start Data supplied
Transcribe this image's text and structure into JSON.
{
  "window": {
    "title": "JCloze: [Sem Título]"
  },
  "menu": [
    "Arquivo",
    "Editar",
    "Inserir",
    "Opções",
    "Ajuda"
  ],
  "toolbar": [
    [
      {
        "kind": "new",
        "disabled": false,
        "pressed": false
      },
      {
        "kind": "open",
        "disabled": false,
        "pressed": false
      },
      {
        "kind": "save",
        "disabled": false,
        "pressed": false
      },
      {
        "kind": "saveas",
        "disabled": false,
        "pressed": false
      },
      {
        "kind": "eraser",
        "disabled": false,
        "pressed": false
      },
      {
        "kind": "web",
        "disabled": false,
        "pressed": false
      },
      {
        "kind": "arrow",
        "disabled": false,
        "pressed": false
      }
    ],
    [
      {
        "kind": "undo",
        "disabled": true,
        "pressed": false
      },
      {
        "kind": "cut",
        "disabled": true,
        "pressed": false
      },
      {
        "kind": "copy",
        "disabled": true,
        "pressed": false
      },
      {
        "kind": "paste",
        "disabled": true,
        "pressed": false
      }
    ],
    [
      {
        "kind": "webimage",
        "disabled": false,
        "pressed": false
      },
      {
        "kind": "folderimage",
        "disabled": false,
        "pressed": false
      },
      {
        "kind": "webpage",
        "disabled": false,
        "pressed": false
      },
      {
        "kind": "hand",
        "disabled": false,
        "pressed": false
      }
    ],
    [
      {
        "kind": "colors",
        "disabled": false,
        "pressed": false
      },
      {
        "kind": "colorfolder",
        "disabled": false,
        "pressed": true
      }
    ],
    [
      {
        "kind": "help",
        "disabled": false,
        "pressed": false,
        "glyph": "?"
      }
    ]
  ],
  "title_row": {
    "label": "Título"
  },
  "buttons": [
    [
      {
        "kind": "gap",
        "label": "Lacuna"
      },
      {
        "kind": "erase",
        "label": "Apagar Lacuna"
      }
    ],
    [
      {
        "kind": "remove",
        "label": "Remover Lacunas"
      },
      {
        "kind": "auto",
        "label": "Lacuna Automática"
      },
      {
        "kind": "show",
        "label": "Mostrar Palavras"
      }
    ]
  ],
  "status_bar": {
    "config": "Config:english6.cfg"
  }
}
end Data supplied
#### Given instruction:
Copy out each line of the entries that holds "label".

#### Response below:
    "label": "Título"
        "label": "Lacuna"
        "label": "Apagar Lacuna"
        "label": "Remover Lacunas"
        "label": "Lacuna Automática"
        "label": "Mostrar Palavras"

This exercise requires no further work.